● WHAT YOU WILL DO
(A) Using the case report passage, decide whether each statement agrees with it: (i) passive extension is done 10 times per hour; (ii) at the 6-week follow-up the patient showed extensor lag at the MCP joints; (iii) at 3 months postop the patient could make a tight composite fist. Answer yes or no for each, quoting the words of the passage that decide it.
(B) According to the case report passage, what range of MP flexion is typically reached by week 5?

● EXERCISE PASSAGE
※
Normally, patients with this injury pattern begin active metacarpophalangeal (MP) flexion exercises up to 30-40° using a flexion block on a dynamic splint 1-3 days postop. At this time, passive extension is also initiated by the elastic force of the dynamic splint, and 10 repetitions are completed per hour. Both exercises are continued for 3 weeks with progressing ROM as tolerated [8].

MP flexion is typically increased to 40-60 degrees by the end of week 4 and 70-80 degrees by week 5. During the 4-6-week period, full fisting is initiated as well as composite wrist and active digital extension without the splint. At 6 weeks, active assisted range of motion (AAROM), stretching, progressive resistance exercises, and reverse putty scraping are initiated. At this time, patients are typically fitted with a dynamic flexion splint [8].

While he remained unable to attend therapy, the patient did make his 6-week follow-up appointment. At this time, he had no extensor lag of the MCP joints, had extensor lag of 30 degrees at the PIP joints of digits 4-5, and was unable to make a composite fist due to stiffness as he had not been able to attend therapy sessions.

The patient was given PO Methylprednisolone to alleviate edema and reeducated in the rehab protocol for extensor tendons. The patient stated that he could not afford therapy or further splinting and was shown how to perform AAROM, stretching, progressive resistance, and putty scraping exercises at home.

At 3 months postop, no extensor lag was noted at the MCP joints and extensor lag of 15 degrees was present at the PIP joints of digits 4-5 (Figures 2(a) and 2(b)). Furthermore, the patient was able to make a loose composite fist (Figures 2(c) and 2(d)).

(a)

(b)

(c)

(d)

4. Discussion

In the United States, an estimated 4.5 million dog bites, 400,000 cat bites, and 250,000 human bites occur each year, with the hand being the most common site for bite injuries [9]. Even though they are less common, human bites are associated with infection rates of 20-25% [10]. Without treatment, pathogens from the human oral flora may proliferate in the open wound and cause infection [10].
※
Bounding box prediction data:
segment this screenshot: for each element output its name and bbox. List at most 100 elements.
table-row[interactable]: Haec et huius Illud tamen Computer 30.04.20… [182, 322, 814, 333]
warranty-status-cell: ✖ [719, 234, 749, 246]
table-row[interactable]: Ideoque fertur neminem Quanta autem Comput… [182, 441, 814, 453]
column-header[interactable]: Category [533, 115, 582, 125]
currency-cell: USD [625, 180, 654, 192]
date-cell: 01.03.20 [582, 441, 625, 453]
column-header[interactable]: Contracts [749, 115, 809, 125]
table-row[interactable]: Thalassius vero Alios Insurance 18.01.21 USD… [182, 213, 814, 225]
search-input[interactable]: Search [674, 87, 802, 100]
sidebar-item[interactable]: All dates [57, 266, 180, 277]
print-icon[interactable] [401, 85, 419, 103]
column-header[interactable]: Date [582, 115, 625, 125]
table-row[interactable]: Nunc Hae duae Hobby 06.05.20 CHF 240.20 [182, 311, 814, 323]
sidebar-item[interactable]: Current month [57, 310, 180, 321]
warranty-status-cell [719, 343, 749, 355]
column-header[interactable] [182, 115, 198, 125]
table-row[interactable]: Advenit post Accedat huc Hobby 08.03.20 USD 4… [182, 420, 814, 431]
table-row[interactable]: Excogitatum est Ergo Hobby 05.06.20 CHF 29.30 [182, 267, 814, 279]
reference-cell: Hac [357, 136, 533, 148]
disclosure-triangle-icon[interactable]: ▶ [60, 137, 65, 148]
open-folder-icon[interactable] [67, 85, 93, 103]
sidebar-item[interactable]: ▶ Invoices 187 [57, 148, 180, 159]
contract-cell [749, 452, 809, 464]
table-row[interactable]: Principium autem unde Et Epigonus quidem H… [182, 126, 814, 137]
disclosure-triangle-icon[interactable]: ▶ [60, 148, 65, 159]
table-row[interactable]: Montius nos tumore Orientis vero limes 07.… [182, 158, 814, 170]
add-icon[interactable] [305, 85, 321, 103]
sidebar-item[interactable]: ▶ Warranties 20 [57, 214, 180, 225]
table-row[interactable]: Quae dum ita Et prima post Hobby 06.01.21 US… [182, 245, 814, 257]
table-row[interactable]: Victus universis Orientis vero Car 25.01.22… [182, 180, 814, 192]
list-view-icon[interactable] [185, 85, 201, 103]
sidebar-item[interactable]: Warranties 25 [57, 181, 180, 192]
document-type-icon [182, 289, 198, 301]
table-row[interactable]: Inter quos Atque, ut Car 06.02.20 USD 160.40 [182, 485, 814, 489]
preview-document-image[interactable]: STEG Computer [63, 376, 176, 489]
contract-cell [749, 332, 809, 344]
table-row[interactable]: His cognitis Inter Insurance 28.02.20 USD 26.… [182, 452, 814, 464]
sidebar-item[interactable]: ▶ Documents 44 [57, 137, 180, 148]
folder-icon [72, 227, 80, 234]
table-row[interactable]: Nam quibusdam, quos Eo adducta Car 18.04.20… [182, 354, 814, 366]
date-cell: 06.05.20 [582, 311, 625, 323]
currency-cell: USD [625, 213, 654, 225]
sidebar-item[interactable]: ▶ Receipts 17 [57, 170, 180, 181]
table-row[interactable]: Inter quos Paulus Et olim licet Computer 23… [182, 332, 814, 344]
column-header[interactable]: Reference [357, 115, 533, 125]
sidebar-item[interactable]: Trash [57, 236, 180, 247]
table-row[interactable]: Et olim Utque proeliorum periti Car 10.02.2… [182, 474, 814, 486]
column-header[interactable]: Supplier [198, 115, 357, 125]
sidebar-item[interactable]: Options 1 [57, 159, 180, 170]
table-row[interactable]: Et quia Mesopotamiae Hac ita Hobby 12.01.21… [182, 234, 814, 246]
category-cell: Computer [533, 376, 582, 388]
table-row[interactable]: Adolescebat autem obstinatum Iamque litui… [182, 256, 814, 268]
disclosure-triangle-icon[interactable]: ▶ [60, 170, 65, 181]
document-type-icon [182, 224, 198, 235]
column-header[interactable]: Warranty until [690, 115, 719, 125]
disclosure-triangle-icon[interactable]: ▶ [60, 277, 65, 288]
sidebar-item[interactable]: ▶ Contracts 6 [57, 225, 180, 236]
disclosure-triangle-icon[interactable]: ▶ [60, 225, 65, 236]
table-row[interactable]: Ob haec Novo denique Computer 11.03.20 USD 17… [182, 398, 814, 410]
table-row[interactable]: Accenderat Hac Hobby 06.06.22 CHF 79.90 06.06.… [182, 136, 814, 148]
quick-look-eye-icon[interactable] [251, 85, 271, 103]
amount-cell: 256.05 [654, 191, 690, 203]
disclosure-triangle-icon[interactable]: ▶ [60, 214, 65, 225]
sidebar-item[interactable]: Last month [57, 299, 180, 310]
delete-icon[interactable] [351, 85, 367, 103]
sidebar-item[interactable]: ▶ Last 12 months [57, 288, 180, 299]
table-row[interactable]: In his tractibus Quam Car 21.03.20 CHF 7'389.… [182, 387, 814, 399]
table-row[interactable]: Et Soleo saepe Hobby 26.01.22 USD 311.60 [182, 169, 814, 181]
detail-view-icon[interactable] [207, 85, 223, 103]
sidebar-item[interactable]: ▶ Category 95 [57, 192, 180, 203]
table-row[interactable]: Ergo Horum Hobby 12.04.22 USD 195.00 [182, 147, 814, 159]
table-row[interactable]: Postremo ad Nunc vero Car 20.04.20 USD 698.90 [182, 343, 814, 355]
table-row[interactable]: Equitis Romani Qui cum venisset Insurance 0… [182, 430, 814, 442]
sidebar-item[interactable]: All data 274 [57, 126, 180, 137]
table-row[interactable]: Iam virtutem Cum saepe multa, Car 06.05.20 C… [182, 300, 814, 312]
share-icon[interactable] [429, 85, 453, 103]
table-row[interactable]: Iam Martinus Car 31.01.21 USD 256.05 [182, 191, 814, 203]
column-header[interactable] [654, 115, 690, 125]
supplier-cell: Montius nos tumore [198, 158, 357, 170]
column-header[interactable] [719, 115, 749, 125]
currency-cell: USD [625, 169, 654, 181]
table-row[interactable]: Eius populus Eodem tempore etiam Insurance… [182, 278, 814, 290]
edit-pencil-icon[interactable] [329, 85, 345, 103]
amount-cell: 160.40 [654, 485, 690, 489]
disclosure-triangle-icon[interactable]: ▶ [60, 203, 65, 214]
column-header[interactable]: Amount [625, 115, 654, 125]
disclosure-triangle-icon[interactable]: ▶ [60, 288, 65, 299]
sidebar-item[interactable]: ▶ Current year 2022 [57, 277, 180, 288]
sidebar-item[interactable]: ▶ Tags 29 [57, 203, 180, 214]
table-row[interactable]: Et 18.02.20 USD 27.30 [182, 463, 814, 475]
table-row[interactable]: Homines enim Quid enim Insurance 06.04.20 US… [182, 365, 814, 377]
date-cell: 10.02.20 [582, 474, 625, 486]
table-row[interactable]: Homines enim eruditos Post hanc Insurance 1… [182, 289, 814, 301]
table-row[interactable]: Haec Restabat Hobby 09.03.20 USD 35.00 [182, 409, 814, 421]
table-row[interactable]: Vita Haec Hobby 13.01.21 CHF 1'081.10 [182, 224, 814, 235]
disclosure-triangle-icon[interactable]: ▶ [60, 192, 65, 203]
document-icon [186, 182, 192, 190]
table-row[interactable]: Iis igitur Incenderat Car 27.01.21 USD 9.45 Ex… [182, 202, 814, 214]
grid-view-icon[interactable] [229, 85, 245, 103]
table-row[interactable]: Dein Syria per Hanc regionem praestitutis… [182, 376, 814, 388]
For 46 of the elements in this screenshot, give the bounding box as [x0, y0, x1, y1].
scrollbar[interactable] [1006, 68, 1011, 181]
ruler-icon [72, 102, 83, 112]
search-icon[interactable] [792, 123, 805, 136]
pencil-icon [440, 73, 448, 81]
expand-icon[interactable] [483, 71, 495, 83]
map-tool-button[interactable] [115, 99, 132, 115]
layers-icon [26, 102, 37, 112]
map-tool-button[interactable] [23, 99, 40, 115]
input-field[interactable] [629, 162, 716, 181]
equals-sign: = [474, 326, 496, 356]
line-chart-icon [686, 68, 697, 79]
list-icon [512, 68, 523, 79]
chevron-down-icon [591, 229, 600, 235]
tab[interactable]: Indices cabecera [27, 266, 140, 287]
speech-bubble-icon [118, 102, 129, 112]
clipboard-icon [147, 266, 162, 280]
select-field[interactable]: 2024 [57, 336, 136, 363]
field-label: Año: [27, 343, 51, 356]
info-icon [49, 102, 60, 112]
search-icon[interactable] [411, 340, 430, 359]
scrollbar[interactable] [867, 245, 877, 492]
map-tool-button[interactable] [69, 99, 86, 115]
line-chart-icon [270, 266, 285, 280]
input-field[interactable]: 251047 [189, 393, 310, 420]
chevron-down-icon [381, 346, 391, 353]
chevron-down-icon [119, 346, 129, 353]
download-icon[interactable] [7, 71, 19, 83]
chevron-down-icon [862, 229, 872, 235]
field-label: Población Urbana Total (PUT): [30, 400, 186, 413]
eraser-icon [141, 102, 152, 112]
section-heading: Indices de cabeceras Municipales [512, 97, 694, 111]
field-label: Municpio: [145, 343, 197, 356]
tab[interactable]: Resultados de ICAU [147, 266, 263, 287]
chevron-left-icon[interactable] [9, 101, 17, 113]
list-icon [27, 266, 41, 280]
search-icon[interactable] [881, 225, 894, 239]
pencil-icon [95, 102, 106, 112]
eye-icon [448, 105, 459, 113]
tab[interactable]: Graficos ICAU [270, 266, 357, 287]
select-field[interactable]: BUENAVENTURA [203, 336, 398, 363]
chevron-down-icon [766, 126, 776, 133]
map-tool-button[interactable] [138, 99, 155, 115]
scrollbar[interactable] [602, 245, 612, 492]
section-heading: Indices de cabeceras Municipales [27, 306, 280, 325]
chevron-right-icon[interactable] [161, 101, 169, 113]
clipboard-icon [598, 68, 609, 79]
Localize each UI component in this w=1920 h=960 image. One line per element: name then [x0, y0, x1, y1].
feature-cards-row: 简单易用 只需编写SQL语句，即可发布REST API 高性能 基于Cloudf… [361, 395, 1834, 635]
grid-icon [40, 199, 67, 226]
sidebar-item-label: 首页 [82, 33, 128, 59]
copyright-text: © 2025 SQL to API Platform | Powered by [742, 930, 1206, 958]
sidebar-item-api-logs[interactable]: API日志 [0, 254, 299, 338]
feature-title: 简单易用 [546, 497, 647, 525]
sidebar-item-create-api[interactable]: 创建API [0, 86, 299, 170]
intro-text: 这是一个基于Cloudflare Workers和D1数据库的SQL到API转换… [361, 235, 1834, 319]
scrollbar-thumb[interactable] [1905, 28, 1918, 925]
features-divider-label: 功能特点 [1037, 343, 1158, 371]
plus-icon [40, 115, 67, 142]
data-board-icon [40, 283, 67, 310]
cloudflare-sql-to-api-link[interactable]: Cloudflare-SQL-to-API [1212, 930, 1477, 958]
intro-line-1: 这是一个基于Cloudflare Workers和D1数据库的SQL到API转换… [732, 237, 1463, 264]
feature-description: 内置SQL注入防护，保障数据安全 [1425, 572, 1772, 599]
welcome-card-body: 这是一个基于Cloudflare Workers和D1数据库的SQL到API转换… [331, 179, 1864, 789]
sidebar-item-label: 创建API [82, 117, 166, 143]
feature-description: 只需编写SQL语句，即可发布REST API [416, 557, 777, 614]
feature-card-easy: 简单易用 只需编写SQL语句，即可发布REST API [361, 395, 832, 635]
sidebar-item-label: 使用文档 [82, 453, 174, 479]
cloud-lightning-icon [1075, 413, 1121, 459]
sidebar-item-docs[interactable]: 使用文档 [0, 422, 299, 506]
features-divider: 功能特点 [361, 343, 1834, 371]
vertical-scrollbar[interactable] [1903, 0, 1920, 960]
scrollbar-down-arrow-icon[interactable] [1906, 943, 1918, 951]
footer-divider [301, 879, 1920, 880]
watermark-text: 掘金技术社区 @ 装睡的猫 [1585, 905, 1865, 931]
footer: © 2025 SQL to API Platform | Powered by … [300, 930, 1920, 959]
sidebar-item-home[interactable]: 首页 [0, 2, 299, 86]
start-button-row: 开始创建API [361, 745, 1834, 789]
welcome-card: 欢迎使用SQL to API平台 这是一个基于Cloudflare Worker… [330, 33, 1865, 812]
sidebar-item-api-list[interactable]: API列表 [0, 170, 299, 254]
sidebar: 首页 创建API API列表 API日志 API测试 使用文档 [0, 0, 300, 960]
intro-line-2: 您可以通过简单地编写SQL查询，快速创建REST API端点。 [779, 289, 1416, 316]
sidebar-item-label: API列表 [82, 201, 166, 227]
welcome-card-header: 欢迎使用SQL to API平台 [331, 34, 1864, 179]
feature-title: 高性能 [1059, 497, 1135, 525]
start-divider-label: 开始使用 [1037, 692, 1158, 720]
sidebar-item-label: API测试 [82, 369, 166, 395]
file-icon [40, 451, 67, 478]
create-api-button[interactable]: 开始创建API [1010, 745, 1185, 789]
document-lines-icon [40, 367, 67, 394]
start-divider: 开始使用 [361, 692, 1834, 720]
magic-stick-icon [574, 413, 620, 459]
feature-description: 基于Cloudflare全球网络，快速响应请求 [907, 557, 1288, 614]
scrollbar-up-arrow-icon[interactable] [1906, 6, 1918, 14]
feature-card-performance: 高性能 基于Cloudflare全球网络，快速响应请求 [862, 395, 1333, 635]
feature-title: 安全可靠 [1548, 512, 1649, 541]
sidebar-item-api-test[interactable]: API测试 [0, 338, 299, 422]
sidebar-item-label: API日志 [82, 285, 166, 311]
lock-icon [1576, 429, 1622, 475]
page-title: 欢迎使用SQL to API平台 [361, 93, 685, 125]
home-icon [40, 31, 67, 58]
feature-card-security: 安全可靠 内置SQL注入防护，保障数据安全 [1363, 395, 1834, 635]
※
● PER-TASK OUTPUTS
(A)
(i) Yes: "10 repetitions are completed per hour."
(ii) No: "he had no extensor lag of the MCP joints"
(iii) No: "the patient was able to make a loose composite fist"

(B) 70-80 degrees.